▸ The exercise: Leaving out the pictures, transcribe all of the records faithfully.

▸ Available data:
****
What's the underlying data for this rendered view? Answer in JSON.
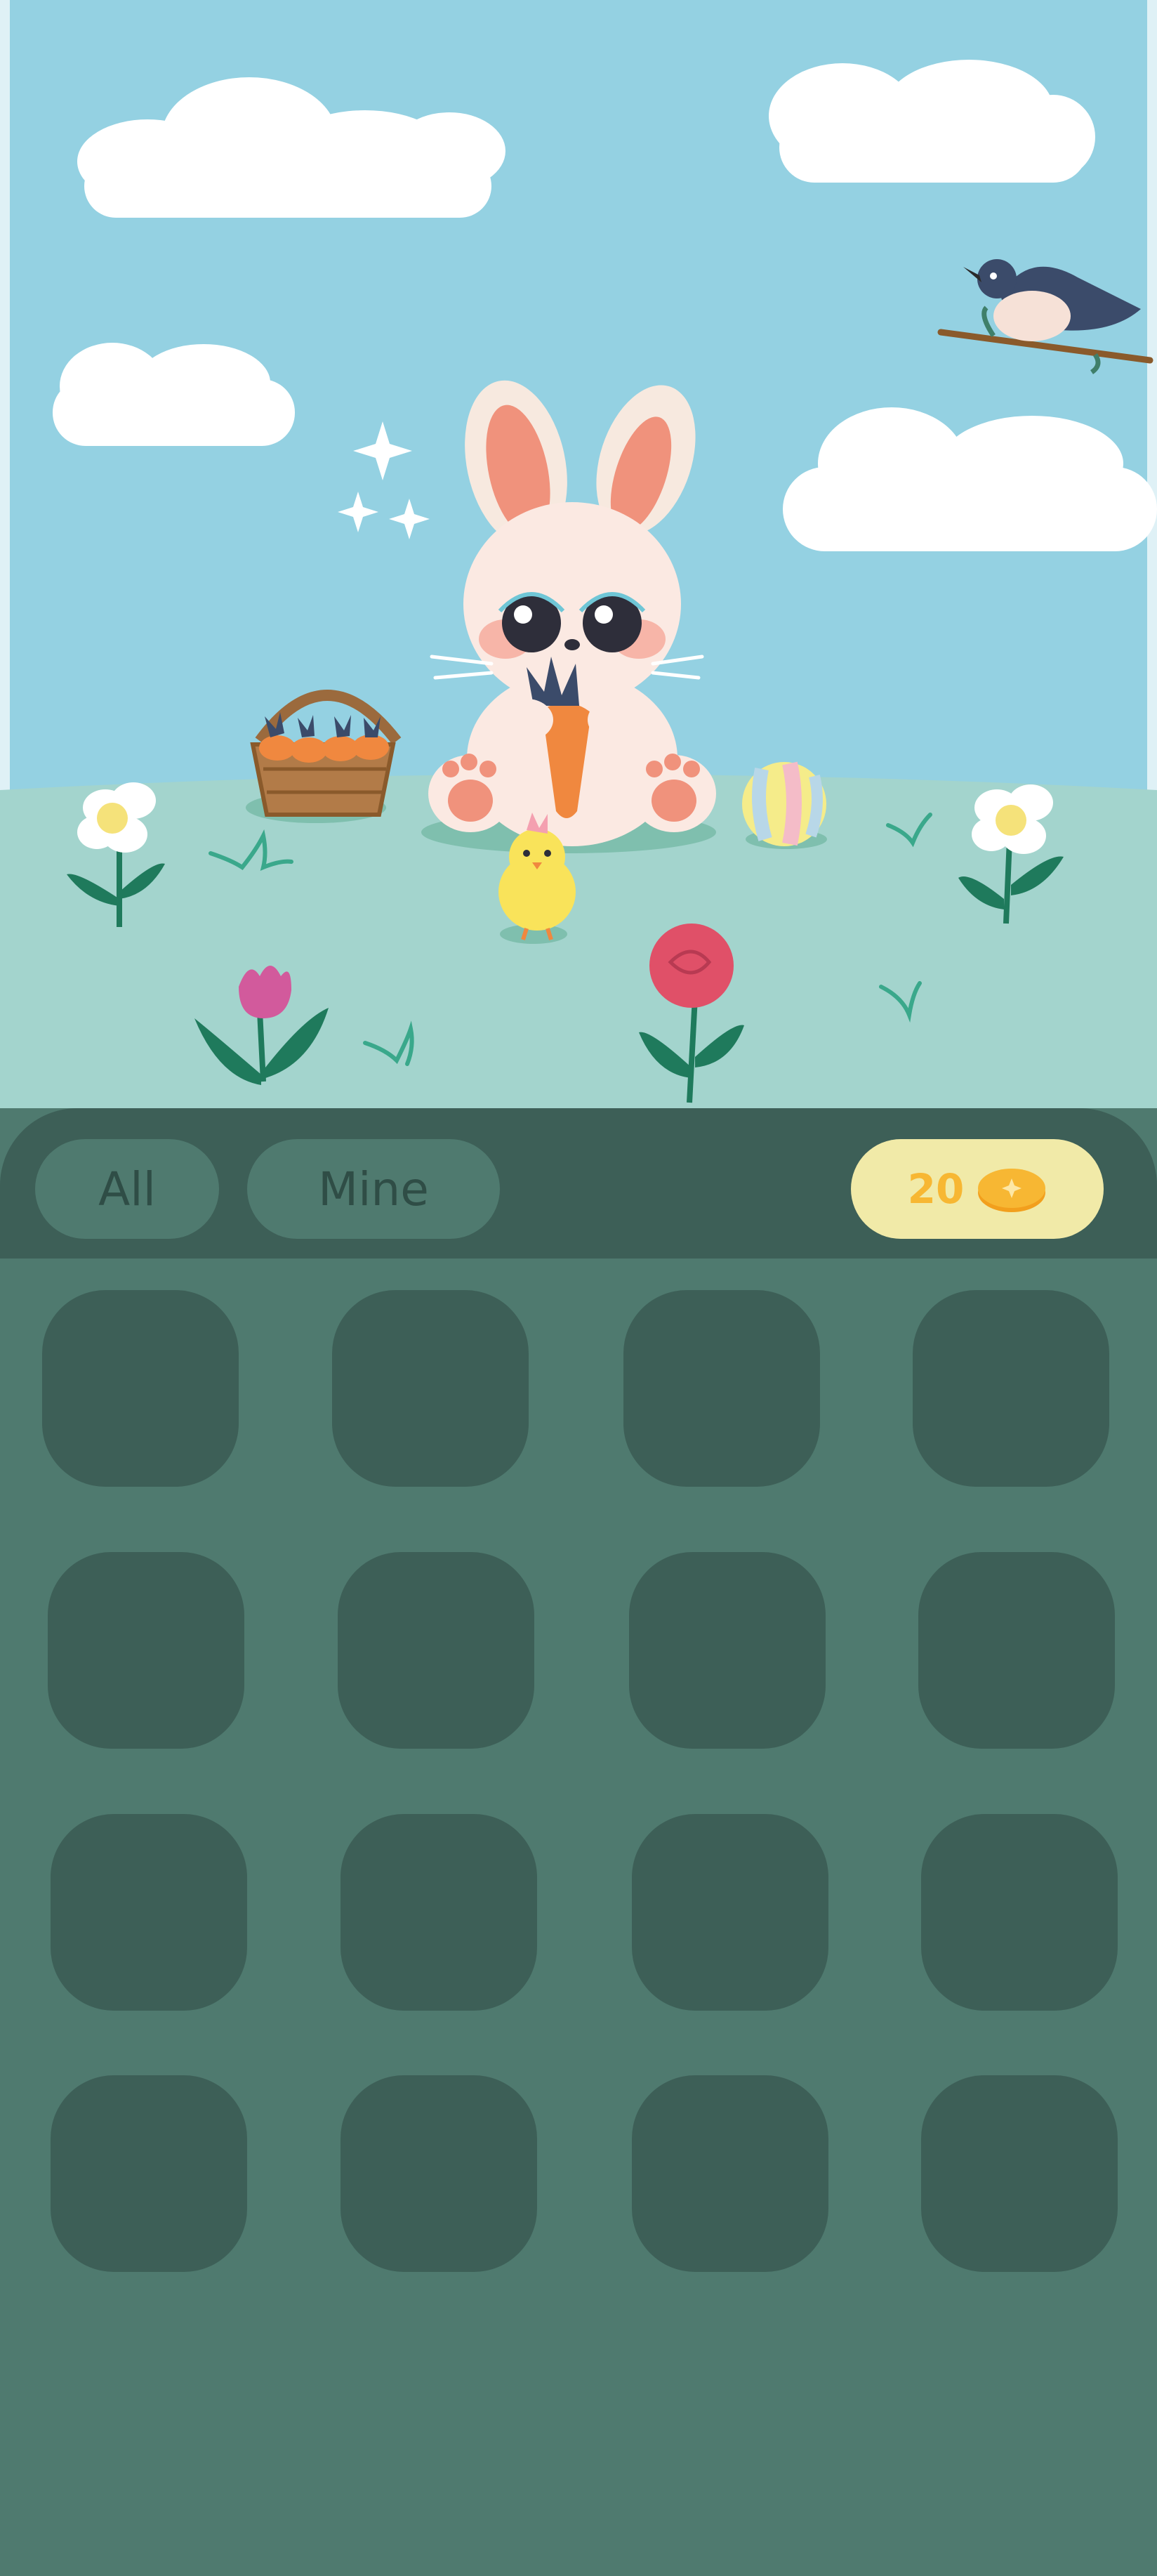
{
  "scene": {
    "characters": [
      "bunny",
      "chick",
      "bird"
    ],
    "objects": [
      "carrot-basket",
      "ball",
      "sparkles",
      "flowers",
      "clouds"
    ]
  },
  "tabs": [
    {
      "label": "All",
      "icon": ""
    },
    {
      "label": "Mine",
      "icon": ""
    }
  ],
  "wallet": {
    "count": "20",
    "icon": "coin-icon"
  },
  "grid": {
    "rows": 4,
    "columns": 4,
    "slots_icon": "empty-slot"
  },
  "colors": {
    "sky": "#94d1e2",
    "grass": "#a3d4cd",
    "panel": "#4f7a6f",
    "panel_dark": "#3d5f57",
    "pill": "#f1eaa8",
    "coin": "#f7b733"
  }
}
****
▸ Response for this exercise:
What's the underlying data for this rendered view? Answer in JSON.
{
  "scene": {
    "characters": [
      "bunny",
      "chick",
      "bird"
    ],
    "objects": [
      "carrot-basket",
      "ball",
      "sparkles",
      "flowers",
      "clouds"
    ]
  },
  "tabs": [
    {
      "label": "All",
      "icon": ""
    },
    {
      "label": "Mine",
      "icon": ""
    }
  ],
  "wallet": {
    "count": "20",
    "icon": "coin-icon"
  },
  "grid": {
    "rows": 4,
    "columns": 4,
    "slots_icon": "empty-slot"
  },
  "colors": {
    "sky": "#94d1e2",
    "grass": "#a3d4cd",
    "panel": "#4f7a6f",
    "panel_dark": "#3d5f57",
    "pill": "#f1eaa8",
    "coin": "#f7b733"
  }
}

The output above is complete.